◆ WHAT IS REQUIRED ◆
Gather each line in the entries that includes the string "成县店村小学".
───── RECORD LIST ─────
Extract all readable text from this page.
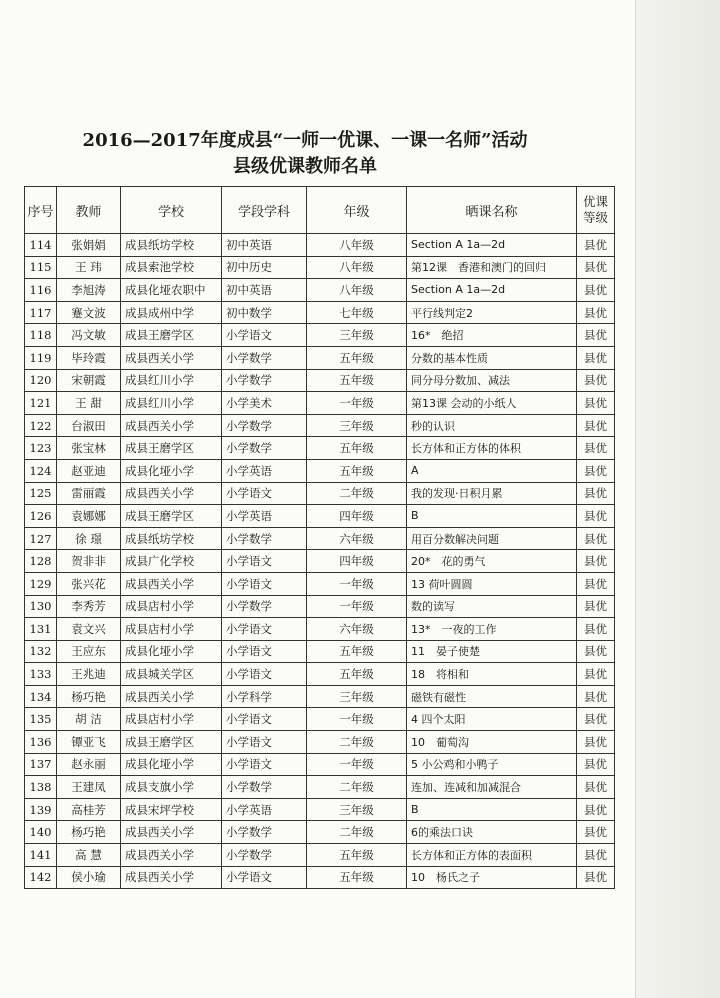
2016—2017年度成县“一师一优课、一课一名师”活动
县级优课教师名单
序号	教师	学校	学段学科	年级	晒课名称	优课等级
114	张娟娟	成县纸坊学校	初中英语	八年级	Section A 1a—2d	县优
115	王 玮	成县索池学校	初中历史	八年级	第12课　香港和澳门的回归	县优
116	李旭涛	成县化垭农职中	初中英语	八年级	Section A 1a—2d	县优
117	蹇文波	成县成州中学	初中数学	七年级	平行线判定2	县优
118	冯文敏	成县王磨学区	小学语文	三年级	16*　绝招	县优
119	毕玲霞	成县西关小学	小学数学	五年级	分数的基本性质	县优
120	宋朝霞	成县红川小学	小学数学	五年级	同分母分数加、减法	县优
121	王 甜	成县红川小学	小学美术	一年级	第13课 会动的小纸人	县优
122	台淑田	成县西关小学	小学数学	三年级	秒的认识	县优
123	张宝林	成县王磨学区	小学数学	五年级	长方体和正方体的体积	县优
124	赵亚迪	成县化垭小学	小学英语	五年级	A	县优
125	雷丽霞	成县西关小学	小学语文	二年级	我的发现·日积月累	县优
126	袁娜娜	成县王磨学区	小学英语	四年级	B	县优
127	徐 璟	成县纸坊学校	小学数学	六年级	用百分数解决问题	县优
128	贺非非	成县广化学校	小学语文	四年级	20*　花的勇气	县优
129	张兴花	成县西关小学	小学语文	一年级	13 荷叶圆圆	县优
130	李秀芳	成县店村小学	小学数学	一年级	数的读写	县优
131	袁文兴	成县店村小学	小学语文	六年级	13*　一夜的工作	县优
132	王应东	成县化垭小学	小学语文	五年级	11　晏子使楚	县优
133	王兆迪	成县城关学区	小学语文	五年级	18　将相和	县优
134	杨巧艳	成县西关小学	小学科学	三年级	磁铁有磁性	县优
135	胡 洁	成县店村小学	小学语文	一年级	4 四个太阳	县优
136	镡亚飞	成县王磨学区	小学语文	二年级	10　葡萄沟	县优
137	赵永丽	成县化垭小学	小学语文	一年级	5 小公鸡和小鸭子	县优
138	王建凤	成县支旗小学	小学数学	二年级	连加、连减和加减混合	县优
139	高桂芳	成县宋坪学校	小学英语	三年级	B	县优
140	杨巧艳	成县西关小学	小学数学	二年级	6的乘法口诀	县优
141	高 慧	成县西关小学	小学数学	五年级	长方体和正方体的表面积	县优
142	侯小瑜	成县西关小学	小学语文	五年级	10　杨氏之子	县优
─────
◆ WORKED ANSWER ◆
130	李秀芳	成县店村小学	小学数学	一年级	数的读写	县优
131	袁文兴	成县店村小学	小学语文	六年级	13*　一夜的工作	县优
135	胡 洁	成县店村小学	小学语文	一年级	4 四个太阳	县优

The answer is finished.